▶ _Exercise details_
Copy out the lines below word for word, from the first one through the line that contains "In FIG. 5C, the non-circular center", including both.

▶ _Dataset entries_

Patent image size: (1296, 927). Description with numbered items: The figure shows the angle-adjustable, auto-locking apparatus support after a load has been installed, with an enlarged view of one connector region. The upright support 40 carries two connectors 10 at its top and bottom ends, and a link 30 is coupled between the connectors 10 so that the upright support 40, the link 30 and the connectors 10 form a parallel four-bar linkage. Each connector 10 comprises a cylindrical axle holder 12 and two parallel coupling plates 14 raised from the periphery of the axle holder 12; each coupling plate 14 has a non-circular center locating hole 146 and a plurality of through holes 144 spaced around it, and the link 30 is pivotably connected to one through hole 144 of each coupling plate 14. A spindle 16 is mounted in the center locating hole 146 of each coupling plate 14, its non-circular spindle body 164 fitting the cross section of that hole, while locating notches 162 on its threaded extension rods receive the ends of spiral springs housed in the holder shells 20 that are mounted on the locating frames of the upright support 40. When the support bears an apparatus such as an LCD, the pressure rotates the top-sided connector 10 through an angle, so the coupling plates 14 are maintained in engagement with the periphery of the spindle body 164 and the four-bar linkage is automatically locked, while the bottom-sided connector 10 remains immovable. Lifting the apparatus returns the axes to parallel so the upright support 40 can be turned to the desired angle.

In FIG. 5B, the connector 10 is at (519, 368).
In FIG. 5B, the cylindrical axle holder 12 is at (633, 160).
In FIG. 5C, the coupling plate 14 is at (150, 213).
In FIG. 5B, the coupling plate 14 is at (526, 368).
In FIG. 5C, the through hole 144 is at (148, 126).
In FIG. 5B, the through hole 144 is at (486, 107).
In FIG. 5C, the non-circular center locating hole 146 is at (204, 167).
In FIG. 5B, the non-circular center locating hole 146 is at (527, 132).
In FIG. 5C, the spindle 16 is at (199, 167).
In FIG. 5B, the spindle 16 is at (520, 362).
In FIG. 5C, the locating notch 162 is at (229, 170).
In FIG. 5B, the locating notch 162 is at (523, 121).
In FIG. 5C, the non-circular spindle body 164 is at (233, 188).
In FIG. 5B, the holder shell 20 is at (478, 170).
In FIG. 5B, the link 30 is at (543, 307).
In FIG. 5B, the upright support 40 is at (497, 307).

▶ _Task output_
Patent image size: (1296, 927). Description with numbered items: The figure shows the angle-adjustable, auto-locking apparatus support after a load has been installed, with an enlarged view of one connector region. The upright support 40 carries two connectors 10 at its top and bottom ends, and a link 30 is coupled between the connectors 10 so that the upright support 40, the link 30 and the connectors 10 form a parallel four-bar linkage. Each connector 10 comprises a cylindrical axle holder 12 and two parallel coupling plates 14 raised from the periphery of the axle holder 12; each coupling plate 14 has a non-circular center locating hole 146 and a plurality of through holes 144 spaced around it, and the link 30 is pivotably connected to one through hole 144 of each coupling plate 14. A spindle 16 is mounted in the center locating hole 146 of each coupling plate 14, its non-circular spindle body 164 fitting the cross section of that hole, while locating notches 162 on its threaded extension rods receive the ends of spiral springs housed in the holder shells 20 that are mounted on the locating frames of the upright support 40. When the support bears an apparatus such as an LCD, the pressure rotates the top-sided connector 10 through an angle, so the coupling plates 14 are maintained in engagement with the periphery of the spindle body 164 and the four-bar linkage is automatically locked, while the bottom-sided connector 10 remains immovable. Lifting the apparatus returns the axes to parallel so the upright support 40 can be turned to the desired angle.

In FIG. 5B, the connector 10 is at (519, 368).
In FIG. 5B, the cylindrical axle holder 12 is at (633, 160).
In FIG. 5C, the coupling plate 14 is at (150, 213).
In FIG. 5B, the coupling plate 14 is at (526, 368).
In FIG. 5C, the through hole 144 is at (148, 126).
In FIG. 5B, the through hole 144 is at (486, 107).
In FIG. 5C, the non-circular center locating hole 146 is at (204, 167).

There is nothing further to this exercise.